→ **AVAILABLE DATA**:
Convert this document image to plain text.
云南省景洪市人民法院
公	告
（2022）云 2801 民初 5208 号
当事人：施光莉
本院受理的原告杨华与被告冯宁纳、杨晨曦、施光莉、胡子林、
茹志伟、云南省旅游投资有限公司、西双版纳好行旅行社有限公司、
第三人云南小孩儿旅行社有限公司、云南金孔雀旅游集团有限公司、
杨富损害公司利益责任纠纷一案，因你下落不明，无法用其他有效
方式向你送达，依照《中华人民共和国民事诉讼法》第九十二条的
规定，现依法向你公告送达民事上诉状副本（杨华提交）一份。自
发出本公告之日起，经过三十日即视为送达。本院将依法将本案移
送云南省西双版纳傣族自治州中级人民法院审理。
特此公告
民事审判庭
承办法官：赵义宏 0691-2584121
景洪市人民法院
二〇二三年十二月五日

→ **THE EXERCISE**: Type out the full listing again, exactly as given.

→ **ANSWER TO THE TASK**:
Convert this document image to plain text.
云南省景洪市人民法院
公	告
（2022）云 2801 民初 5208 号
当事人：施光莉
本院受理的原告杨华与被告冯宁纳、杨晨曦、施光莉、胡子林、
茹志伟、云南省旅游投资有限公司、西双版纳好行旅行社有限公司、
第三人云南小孩儿旅行社有限公司、云南金孔雀旅游集团有限公司、
杨富损害公司利益责任纠纷一案，因你下落不明，无法用其他有效
方式向你送达，依照《中华人民共和国民事诉讼法》第九十二条的
规定，现依法向你公告送达民事上诉状副本（杨华提交）一份。自
发出本公告之日起，经过三十日即视为送达。本院将依法将本案移
送云南省西双版纳傣族自治州中级人民法院审理。
特此公告
民事审判庭
承办法官：赵义宏 0691-2584121
景洪市人民法院
二〇二三年十二月五日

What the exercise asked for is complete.